• **REQUIREMENT**
Below are some records: retype them all exactly, but not the pictures.

Source data
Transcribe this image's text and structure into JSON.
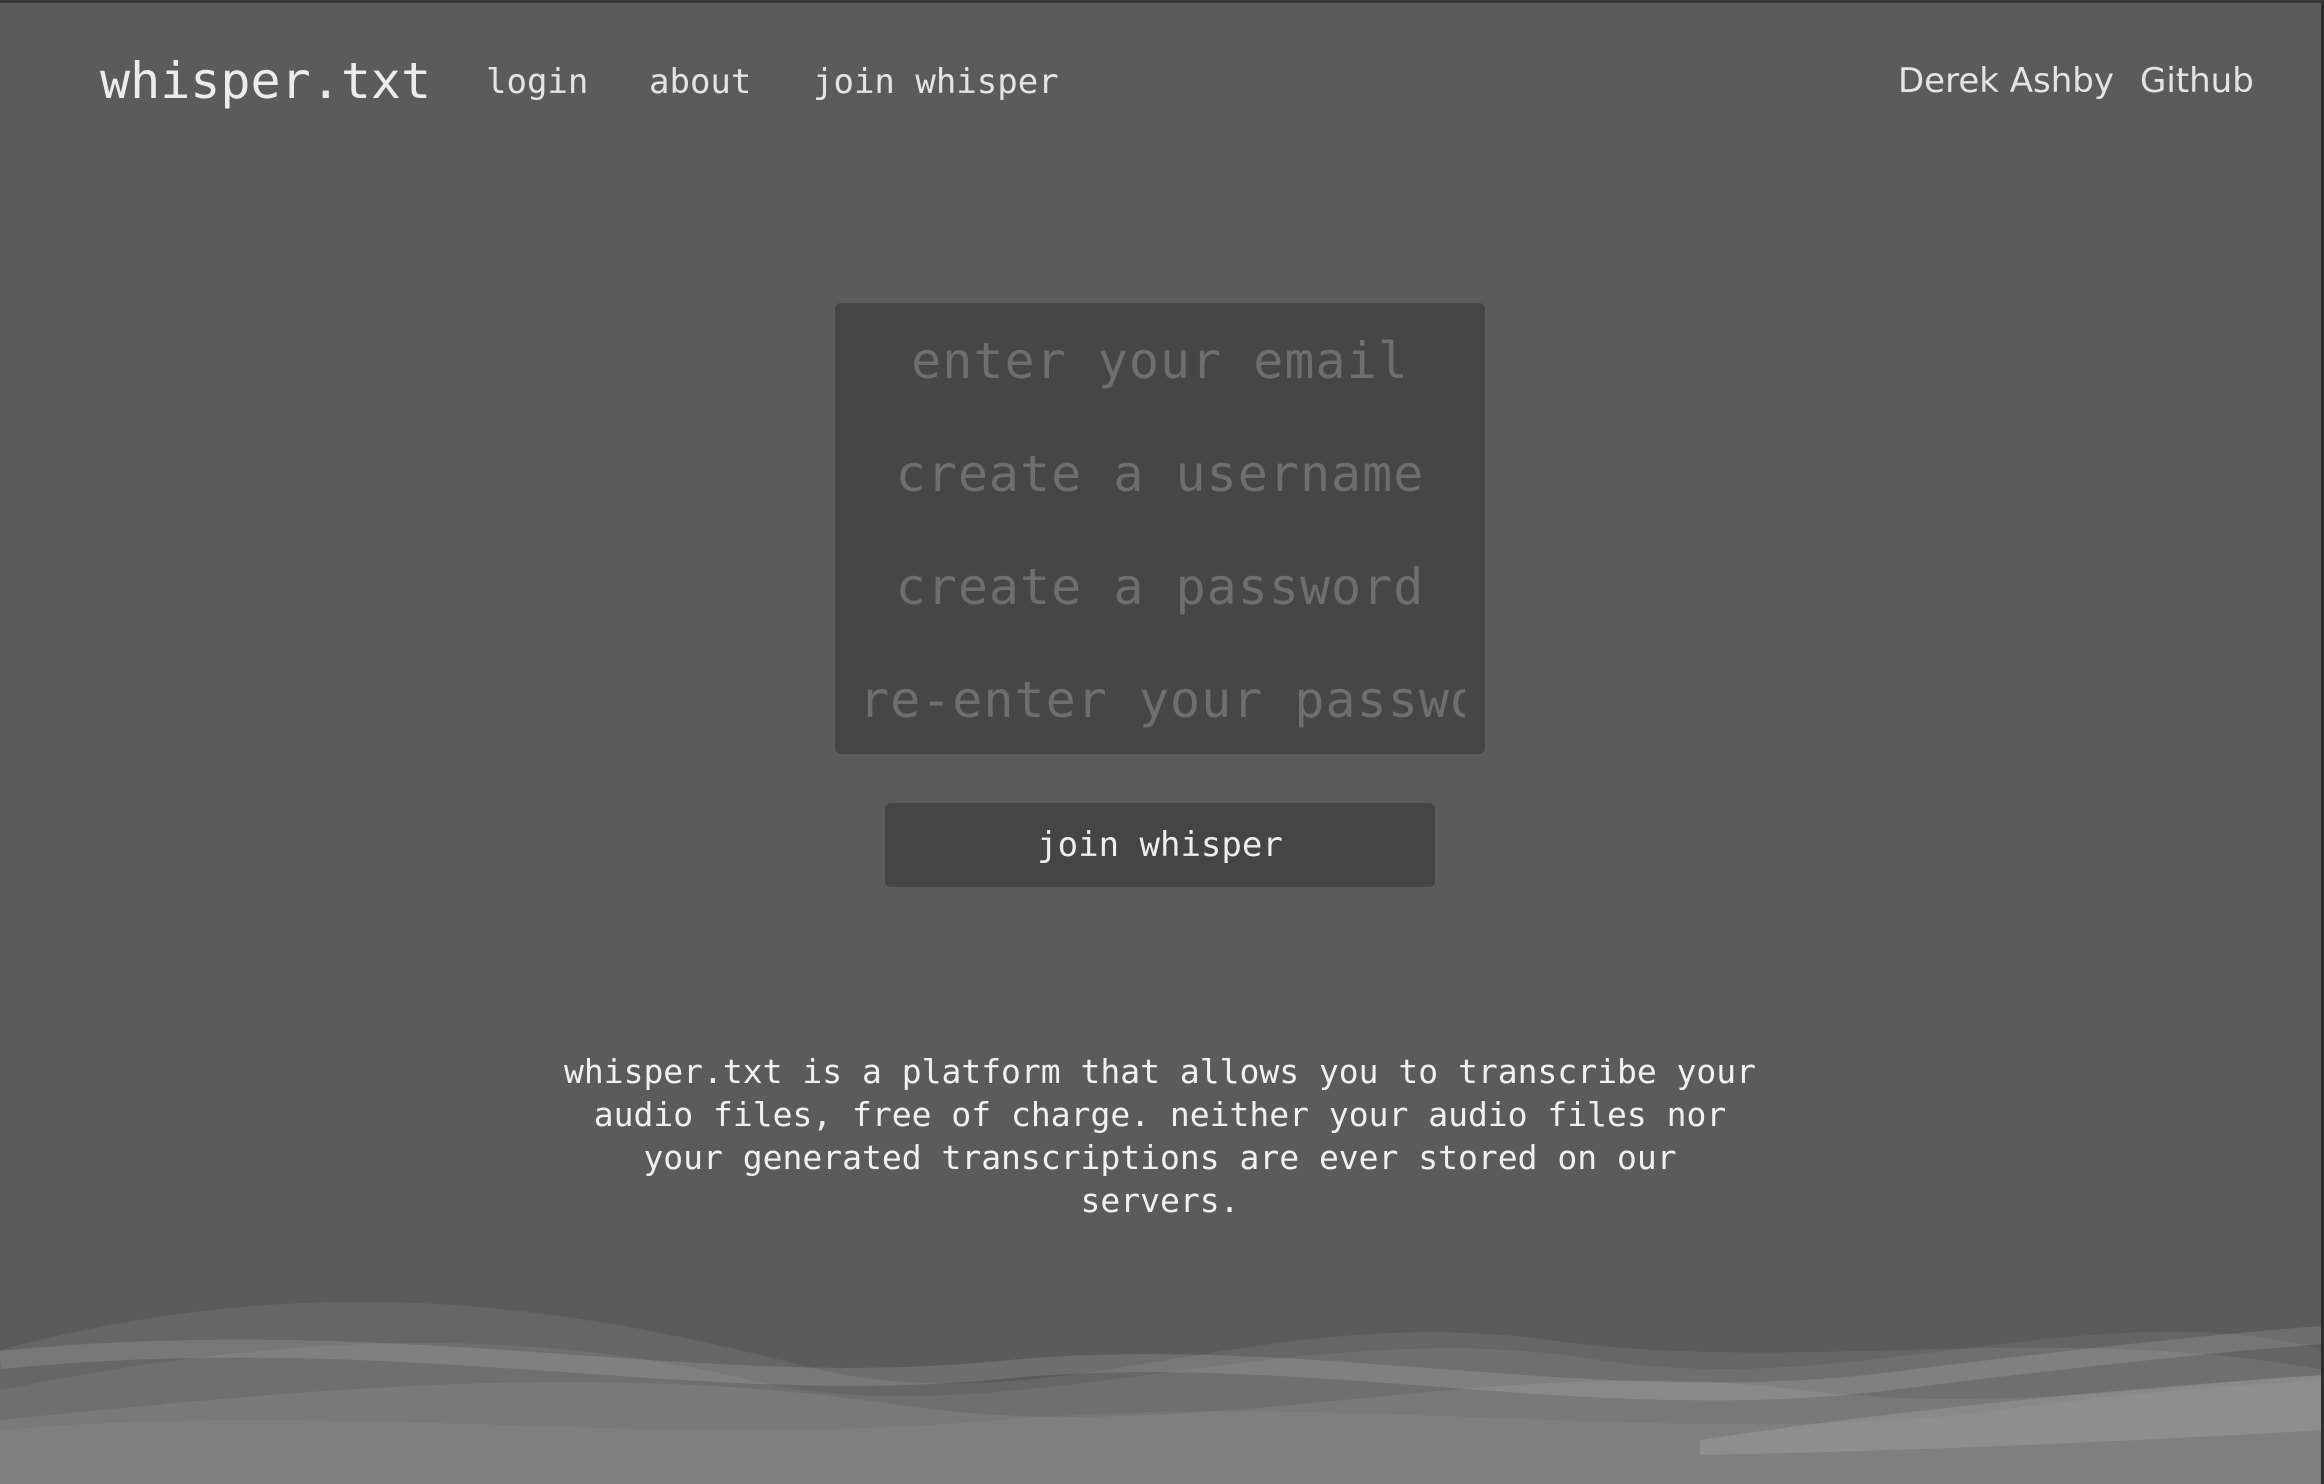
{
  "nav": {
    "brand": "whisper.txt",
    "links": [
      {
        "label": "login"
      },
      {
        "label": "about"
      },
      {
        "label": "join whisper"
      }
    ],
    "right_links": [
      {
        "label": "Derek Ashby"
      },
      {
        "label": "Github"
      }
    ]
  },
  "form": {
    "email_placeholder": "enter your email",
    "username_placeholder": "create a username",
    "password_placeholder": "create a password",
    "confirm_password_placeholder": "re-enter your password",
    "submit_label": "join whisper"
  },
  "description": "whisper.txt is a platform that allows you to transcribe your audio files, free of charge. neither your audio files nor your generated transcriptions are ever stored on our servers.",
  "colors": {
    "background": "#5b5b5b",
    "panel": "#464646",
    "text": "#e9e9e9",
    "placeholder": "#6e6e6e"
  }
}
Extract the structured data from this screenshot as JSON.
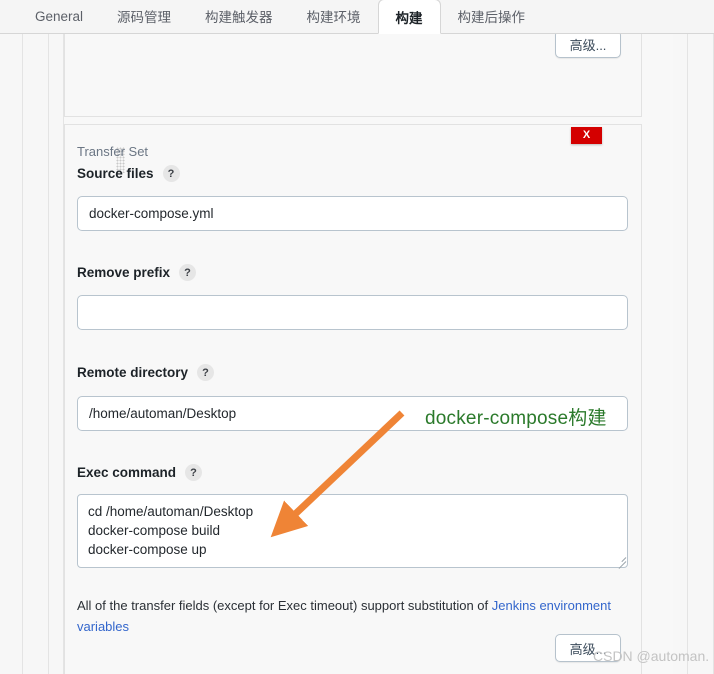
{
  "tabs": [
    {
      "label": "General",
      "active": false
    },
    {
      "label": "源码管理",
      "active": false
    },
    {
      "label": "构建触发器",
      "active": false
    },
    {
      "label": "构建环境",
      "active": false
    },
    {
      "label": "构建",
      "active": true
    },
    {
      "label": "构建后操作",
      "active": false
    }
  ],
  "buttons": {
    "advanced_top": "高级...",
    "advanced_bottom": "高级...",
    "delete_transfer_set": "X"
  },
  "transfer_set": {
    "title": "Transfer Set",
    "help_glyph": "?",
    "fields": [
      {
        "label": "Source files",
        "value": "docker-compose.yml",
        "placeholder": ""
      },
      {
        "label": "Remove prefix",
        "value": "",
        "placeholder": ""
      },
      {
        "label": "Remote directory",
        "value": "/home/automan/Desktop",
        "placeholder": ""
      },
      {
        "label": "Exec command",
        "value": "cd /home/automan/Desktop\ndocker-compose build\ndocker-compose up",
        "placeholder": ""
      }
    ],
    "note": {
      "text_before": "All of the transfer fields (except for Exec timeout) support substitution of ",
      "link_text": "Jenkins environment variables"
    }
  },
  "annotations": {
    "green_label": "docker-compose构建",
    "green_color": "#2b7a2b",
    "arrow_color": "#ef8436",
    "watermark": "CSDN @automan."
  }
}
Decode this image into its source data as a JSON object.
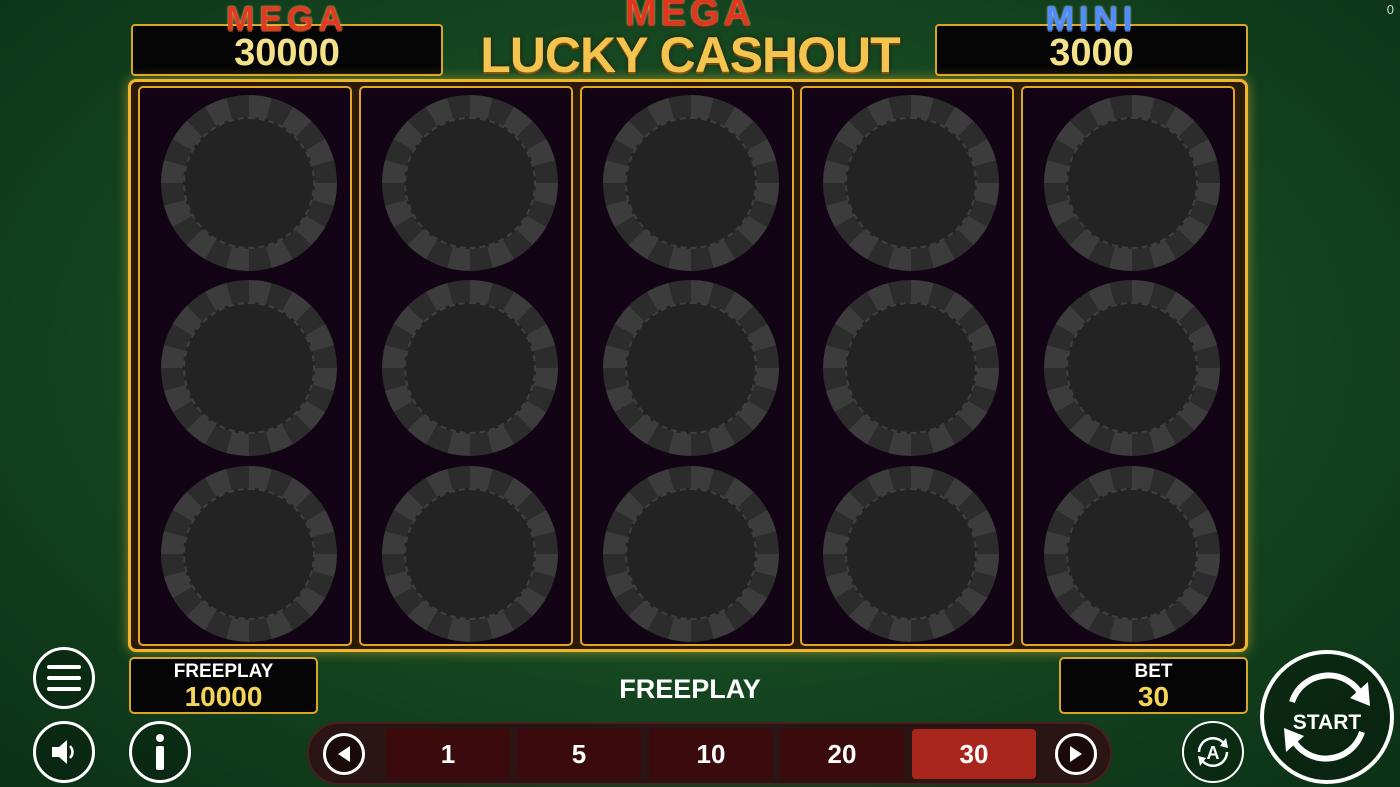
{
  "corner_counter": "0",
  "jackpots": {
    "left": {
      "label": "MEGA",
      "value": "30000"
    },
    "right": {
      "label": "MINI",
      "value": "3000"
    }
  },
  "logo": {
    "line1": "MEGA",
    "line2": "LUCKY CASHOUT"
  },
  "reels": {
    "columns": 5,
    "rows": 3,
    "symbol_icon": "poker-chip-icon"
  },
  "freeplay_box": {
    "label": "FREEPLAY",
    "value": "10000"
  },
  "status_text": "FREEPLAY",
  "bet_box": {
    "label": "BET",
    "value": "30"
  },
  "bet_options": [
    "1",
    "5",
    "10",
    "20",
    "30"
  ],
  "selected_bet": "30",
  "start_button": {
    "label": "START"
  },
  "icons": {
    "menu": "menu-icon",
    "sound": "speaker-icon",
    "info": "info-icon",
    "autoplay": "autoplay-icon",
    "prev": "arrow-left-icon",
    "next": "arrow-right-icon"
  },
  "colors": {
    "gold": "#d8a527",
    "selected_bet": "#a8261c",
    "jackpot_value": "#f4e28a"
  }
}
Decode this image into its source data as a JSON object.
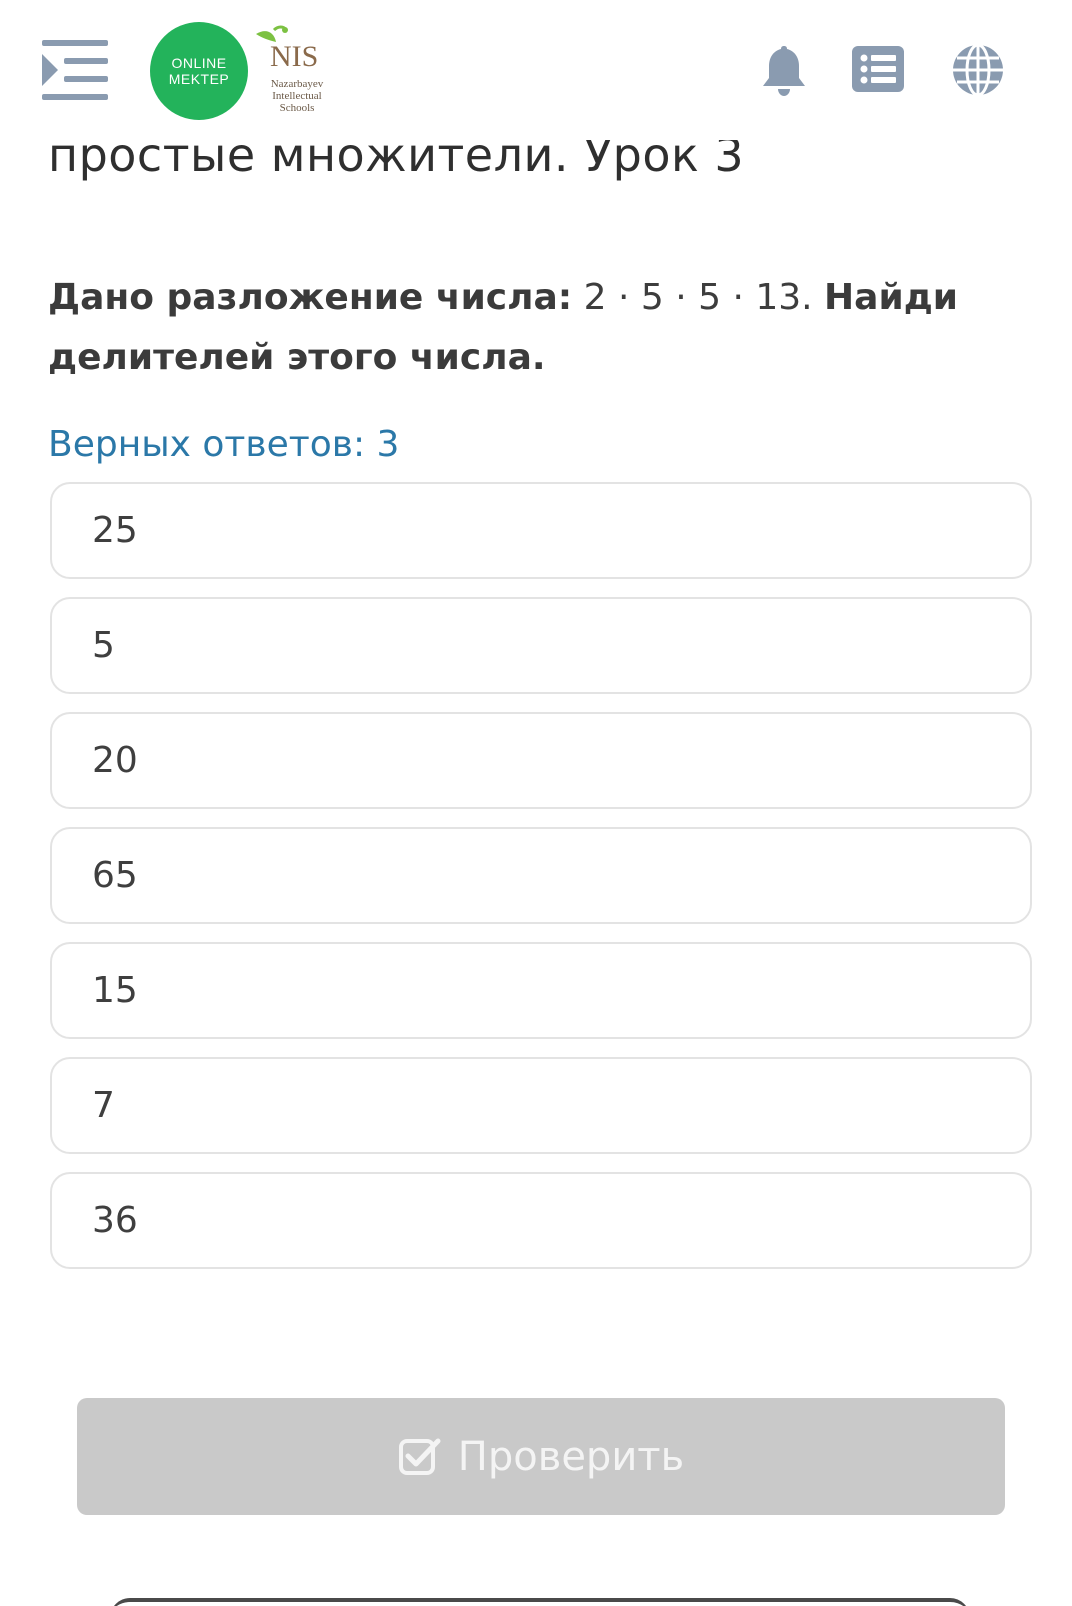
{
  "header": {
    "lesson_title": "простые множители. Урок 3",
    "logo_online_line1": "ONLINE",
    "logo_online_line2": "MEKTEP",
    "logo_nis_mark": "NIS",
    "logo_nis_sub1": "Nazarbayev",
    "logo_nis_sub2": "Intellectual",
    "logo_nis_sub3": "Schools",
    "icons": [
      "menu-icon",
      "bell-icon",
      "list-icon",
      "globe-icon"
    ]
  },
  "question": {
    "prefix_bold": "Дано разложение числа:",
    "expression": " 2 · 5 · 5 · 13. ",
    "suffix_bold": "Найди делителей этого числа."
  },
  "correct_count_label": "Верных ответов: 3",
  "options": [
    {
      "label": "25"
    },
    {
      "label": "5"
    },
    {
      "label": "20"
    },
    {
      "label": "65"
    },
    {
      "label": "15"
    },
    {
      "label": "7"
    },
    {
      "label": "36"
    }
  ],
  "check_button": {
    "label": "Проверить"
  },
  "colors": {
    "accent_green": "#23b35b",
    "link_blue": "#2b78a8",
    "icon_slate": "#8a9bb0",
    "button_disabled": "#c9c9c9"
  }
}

• **FULL OUTPUT**
Transcribe this image's text and structure into JSON.
{
  "nav": {
    "brand": "whisper.txt",
    "links": [
      {
        "label": "login"
      },
      {
        "label": "about"
      },
      {
        "label": "join whisper"
      }
    ],
    "right_links": [
      {
        "label": "Derek Ashby"
      },
      {
        "label": "Github"
      }
    ]
  },
  "form": {
    "email_placeholder": "enter your email",
    "username_placeholder": "create a username",
    "password_placeholder": "create a password",
    "confirm_password_placeholder": "re-enter your password",
    "submit_label": "join whisper"
  },
  "description": "whisper.txt is a platform that allows you to transcribe your audio files, free of charge. neither your audio files nor your generated transcriptions are ever stored on our servers.",
  "colors": {
    "background": "#5b5b5b",
    "panel": "#464646",
    "text": "#e9e9e9",
    "placeholder": "#6e6e6e"
  }
}
Extract the structured data from this screenshot as JSON.
{
  "tabs": [
    {
      "label": "General",
      "active": false
    },
    {
      "label": "源码管理",
      "active": false
    },
    {
      "label": "构建触发器",
      "active": false
    },
    {
      "label": "构建环境",
      "active": false
    },
    {
      "label": "构建",
      "active": true
    },
    {
      "label": "构建后操作",
      "active": false
    }
  ],
  "buttons": {
    "advanced_top": "高级...",
    "advanced_bottom": "高级...",
    "delete_transfer_set": "X"
  },
  "transfer_set": {
    "title": "Transfer Set",
    "help_glyph": "?",
    "fields": [
      {
        "label": "Source files",
        "value": "docker-compose.yml",
        "placeholder": ""
      },
      {
        "label": "Remove prefix",
        "value": "",
        "placeholder": ""
      },
      {
        "label": "Remote directory",
        "value": "/home/automan/Desktop",
        "placeholder": ""
      },
      {
        "label": "Exec command",
        "value": "cd /home/automan/Desktop\ndocker-compose build\ndocker-compose up",
        "placeholder": ""
      }
    ],
    "note": {
      "text_before": "All of the transfer fields (except for Exec timeout) support substitution of ",
      "link_text": "Jenkins environment variables"
    }
  },
  "annotations": {
    "green_label": "docker-compose构建",
    "green_color": "#2b7a2b",
    "arrow_color": "#ef8436",
    "watermark": "CSDN @automan."
  }
}
Decode this image into its source data as a JSON object.
{
  "corner_counter": "0",
  "jackpots": {
    "left": {
      "label": "MEGA",
      "value": "30000"
    },
    "right": {
      "label": "MINI",
      "value": "3000"
    }
  },
  "logo": {
    "line1": "MEGA",
    "line2": "LUCKY CASHOUT"
  },
  "reels": {
    "columns": 5,
    "rows": 3,
    "symbol_icon": "poker-chip-icon"
  },
  "freeplay_box": {
    "label": "FREEPLAY",
    "value": "10000"
  },
  "status_text": "FREEPLAY",
  "bet_box": {
    "label": "BET",
    "value": "30"
  },
  "bet_options": [
    "1",
    "5",
    "10",
    "20",
    "30"
  ],
  "selected_bet": "30",
  "start_button": {
    "label": "START"
  },
  "icons": {
    "menu": "menu-icon",
    "sound": "speaker-icon",
    "info": "info-icon",
    "autoplay": "autoplay-icon",
    "prev": "arrow-left-icon",
    "next": "arrow-right-icon"
  },
  "colors": {
    "gold": "#d8a527",
    "selected_bet": "#a8261c",
    "jackpot_value": "#f4e28a"
  }
}
Decode this image into its source data as a JSON object.
{
  "header": {
    "lesson_title": "простые множители. Урок 3",
    "logo_online_line1": "ONLINE",
    "logo_online_line2": "MEKTEP",
    "logo_nis_mark": "NIS",
    "logo_nis_sub1": "Nazarbayev",
    "logo_nis_sub2": "Intellectual",
    "logo_nis_sub3": "Schools",
    "icons": [
      "menu-icon",
      "bell-icon",
      "list-icon",
      "globe-icon"
    ]
  },
  "question": {
    "prefix_bold": "Дано разложение числа:",
    "expression": " 2 · 5 · 5 · 13. ",
    "suffix_bold": "Найди делителей этого числа."
  },
  "correct_count_label": "Верных ответов: 3",
  "options": [
    {
      "label": "25"
    },
    {
      "label": "5"
    },
    {
      "label": "20"
    },
    {
      "label": "65"
    },
    {
      "label": "15"
    },
    {
      "label": "7"
    },
    {
      "label": "36"
    }
  ],
  "check_button": {
    "label": "Проверить"
  },
  "colors": {
    "accent_green": "#23b35b",
    "link_blue": "#2b78a8",
    "icon_slate": "#8a9bb0",
    "button_disabled": "#c9c9c9"
  }
}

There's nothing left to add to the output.